What you have to do
Determine the number of lines containing the word "基层处理". Reply with it and nothing else.

[Data records]
* * *
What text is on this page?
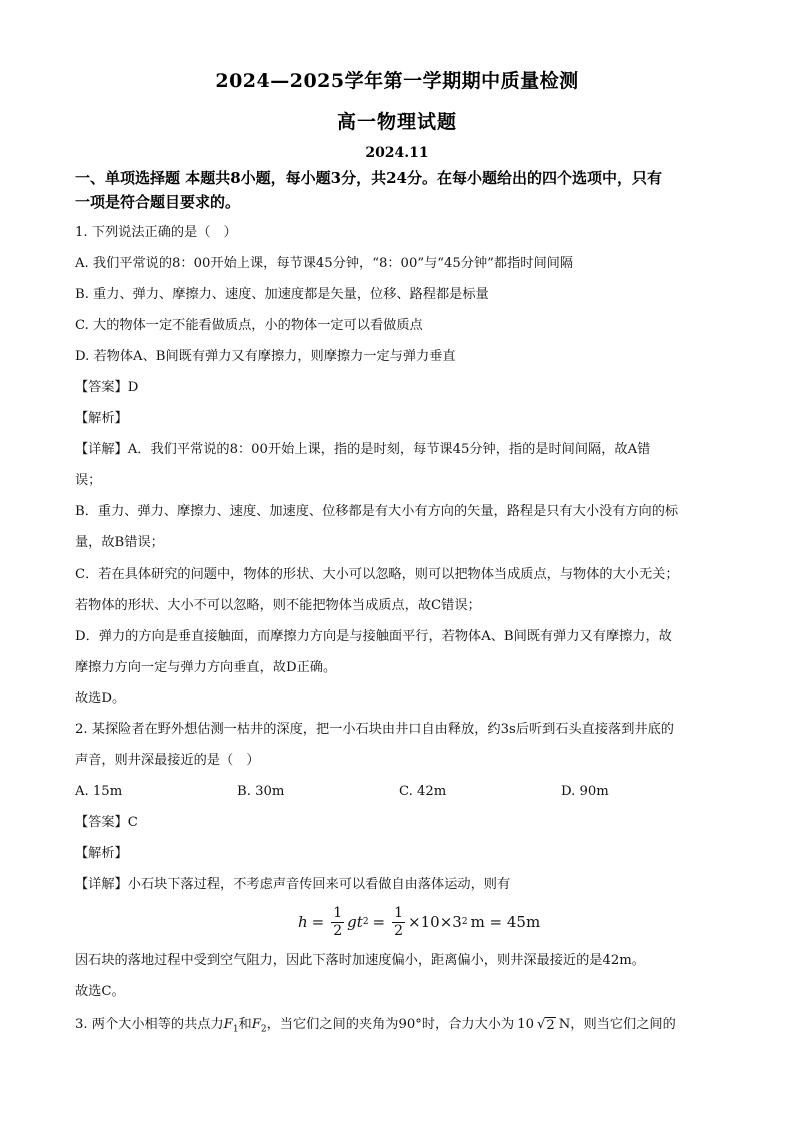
2024—2025学年第一学期期中质量检测
高一物理试题
2024.11
一、单项选择题 本题共8小题，每小题3分，共24分。在每小题给出的四个选项中，只有
一项是符合题目要求的。
1. 下列说法正确的是（　）
A. 我们平常说的8：00开始上课，每节课45分钟，“8：00”与“45分钟”都指时间间隔
B. 重力、弹力、摩擦力、速度、加速度都是矢量，位移、路程都是标量
C. 大的物体一定不能看做质点，小的物体一定可以看做质点
D. 若物体A、B间既有弹力又有摩擦力，则摩擦力一定与弹力垂直
【答案】D
【解析】
【详解】A．我们平常说的8：00开始上课，指的是时刻，每节课45分钟，指的是时间间隔，故A错
误；
B．重力、弹力、摩擦力、速度、加速度、位移都是有大小有方向的矢量，路程是只有大小没有方向的标
量，故B错误；
C．若在具体研究的问题中，物体的形状、大小可以忽略，则可以把物体当成质点，与物体的大小无关；
若物体的形状、大小不可以忽略，则不能把物体当成质点，故C错误；
D．弹力的方向是垂直接触面，而摩擦力方向是与接触面平行，若物体A、B间既有弹力又有摩擦力，故
摩擦力方向一定与弹力方向垂直，故D正确。
故选D。
2. 某探险者在野外想估测一枯井的深度，把一小石块由井口自由释放，约3s后听到石头直接落到井底的
声音，则井深最接近的是（　）
A. 15m	B. 30m	C. 42m	D. 90m
【答案】C
【解析】
【详解】小石块下落过程，不考虑声音传回来可以看做自由落体运动，则有
$h = \frac{1}{2}$ gt $2 = \frac{1}{2} \times 10\times 3$ 2 m = 45m
因石块的落地过程中受到空气阻力，因此下落时加速度偏小，距离偏小，则井深最接近的是42m。
故选C。
3. 两个大小相等的共点力$F_1$和$F_2$，当它们之间的夹角为90°时，合力大小为 10 √ 2 N，则当它们之间的
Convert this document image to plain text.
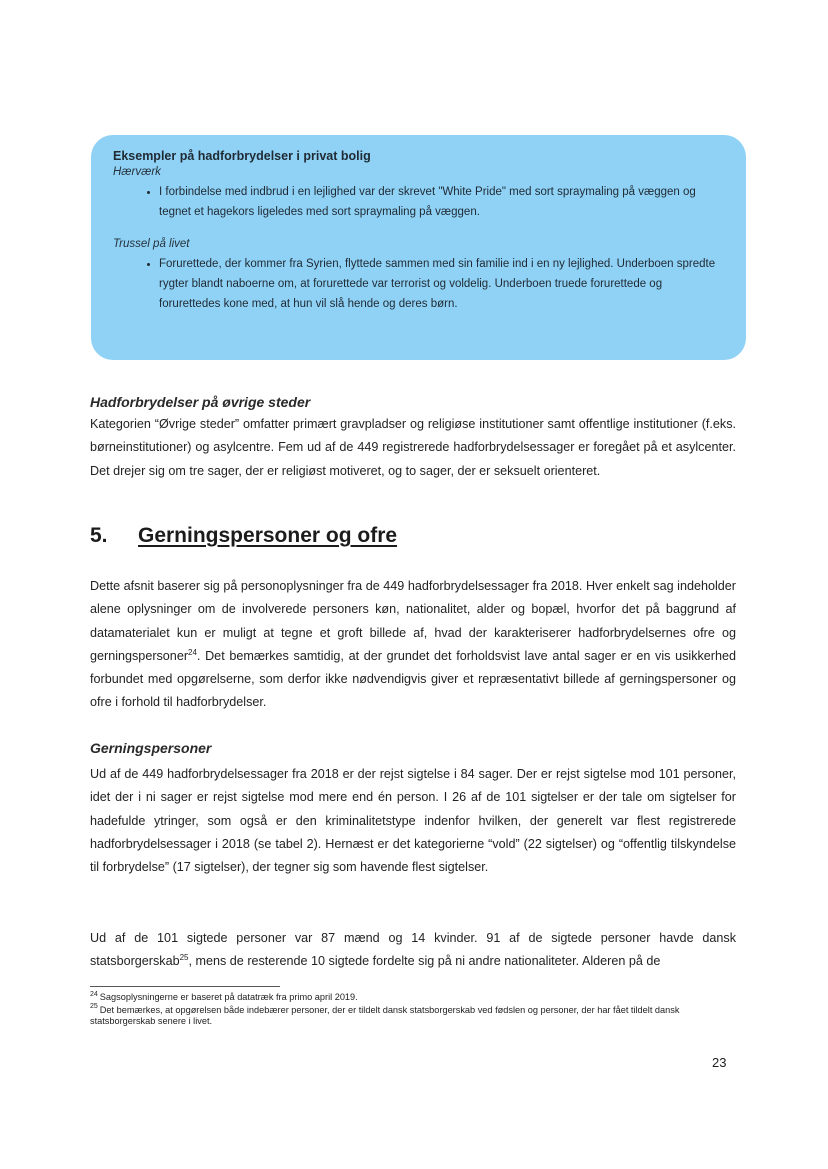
Eksempler på hadforbrydelser i privat bolig

Hærværk

• I forbindelse med indbrud i en lejlighed var der skrevet "White Pride" med sort spraymaling på væggen og tegnet et hagekors ligeledes med sort spraymaling på væggen.

Trussel på livet

• Forurettede, der kommer fra Syrien, flyttede sammen med sin familie ind i en ny lejlighed. Underboen spredte rygter blandt naboerne om, at forurettede var terrorist og voldelig. Underboen truede forurettede og forurettedes kone med, at hun vil slå hende og deres børn.
Hadforbrydelser på øvrige steder

Kategorien “Øvrige steder” omfatter primært gravpladser og religiøse institutioner samt offentlige institutioner (f.eks. børneinstitutioner) og asylcentre. Fem ud af de 449 registrerede hadforbrydelsessager er foregået på et asylcenter. Det drejer sig om tre sager, der er religiøst motiveret, og to sager, der er seksuelt orienteret.

5. Gerningspersoner og ofre

Dette afsnit baserer sig på personoplysninger fra de 449 hadforbrydelsessager fra 2018. Hver enkelt sag indeholder alene oplysninger om de involverede personers køn, nationalitet, alder og bopæl, hvorfor det på baggrund af datamaterialet kun er muligt at tegne et groft billede af, hvad der karakteriserer hadforbrydelsernes ofre og gerningspersoner$^{24}$. Det bemærkes samtidig, at der grundet det forholdsvist lave antal sager er en vis usikkerhed forbundet med opgørelserne, som derfor ikke nødvendigvis giver et repræsentativt billede af gerningspersoner og ofre i forhold til hadforbrydelser.

Gerningspersoner

Ud af de 449 hadforbrydelsessager fra 2018 er der rejst sigtelse i 84 sager. Der er rejst sigtelse mod 101 personer, idet der i ni sager er rejst sigtelse mod mere end én person. I 26 af de 101 sigtelser er der tale om sigtelser for hadefulde ytringer, som også er den kriminalitetstype indenfor hvilken, der generelt var flest registrerede hadforbrydelsessager i 2018 (se tabel 2). Hernæst er det kategorierne “vold” (22 sigtelser) og “offentlig tilskyndelse til forbrydelse” (17 sigtelser), der tegner sig som havende flest sigtelser.

Ud af de 101 sigtede personer var 87 mænd og 14 kvinder. 91 af de sigtede personer havde dansk statsborgerskab$^{25}$, mens de resterende 10 sigtede fordelte sig på ni andre nationaliteter. Alderen på de

$^{24}$ Sagsoplysningerne er baseret på datatræk fra primo april 2019.

$^{25}$ Det bemærkes, at opgørelsen både indebærer personer, der er tildelt dansk statsborgerskab ved fødslen og personer, der har fået tildelt dansk statsborgerskab senere i livet.

23
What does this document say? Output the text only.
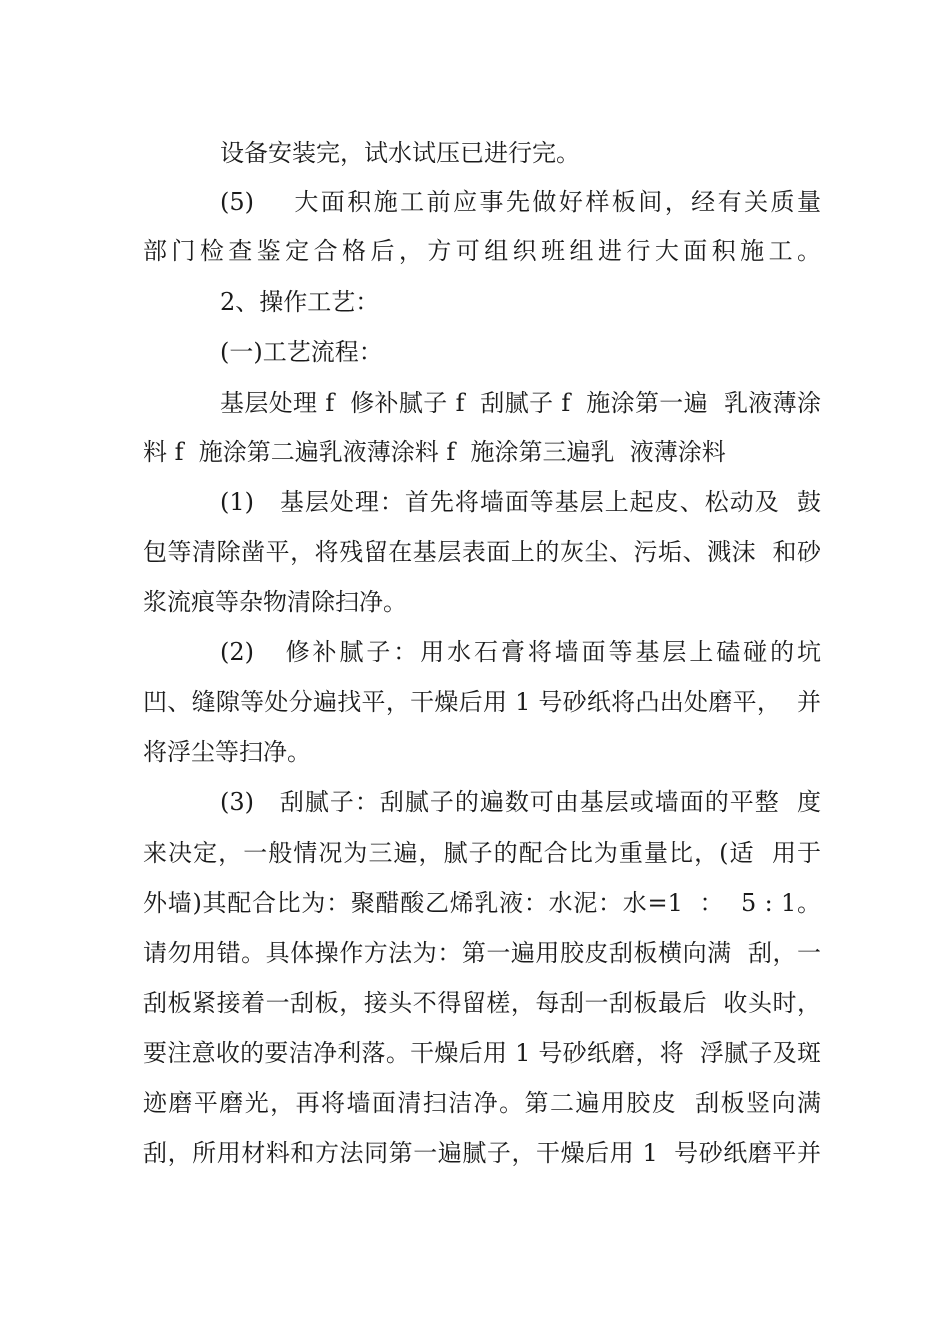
设备安装完，试水试压已进行完。
(5)    大面积施工前应事先做好样板间，经有关质量
部门检查鉴定合格后，方可组织班组进行大面积施工。
2、操作工艺：
(一)工艺流程：
基层处理 f  修补腻子 f  刮腻子 f  施涂第一遍  乳液薄涂
料 f  施涂第二遍乳液薄涂料 f  施涂第三遍乳  液薄涂料
(1)   基层处理：首先将墙面等基层上起皮、松动及  鼓
包等清除凿平，将残留在基层表面上的灰尘、污垢、溅沫  和砂
浆流痕等杂物清除扫净。
(2)   修补腻子：用水石膏将墙面等基层上磕碰的坑
凹、缝隙等处分遍找平，干燥后用 1 号砂纸将凸出处磨平，  并
将浮尘等扫净。
(3)   刮腻子：刮腻子的遍数可由基层或墙面的平整  度
来决定，一般情况为三遍，腻子的配合比为重量比，(适  用于
外墙)其配合比为：聚醋酸乙烯乳液：水泥：水=1  ：  5 : 1。
请勿用错。具体操作方法为：第一遍用胶皮刮板横向满  刮，一
刮板紧接着一刮板，接头不得留槎，每刮一刮板最后  收头时，
要注意收的要洁净利落。干燥后用 1 号砂纸磨，将  浮腻子及斑
迹磨平磨光，再将墙面清扫洁净。第二遍用胶皮  刮板竖向满
刮，所用材料和方法同第一遍腻子，干燥后用 1  号砂纸磨平并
* * *
Answer in full
2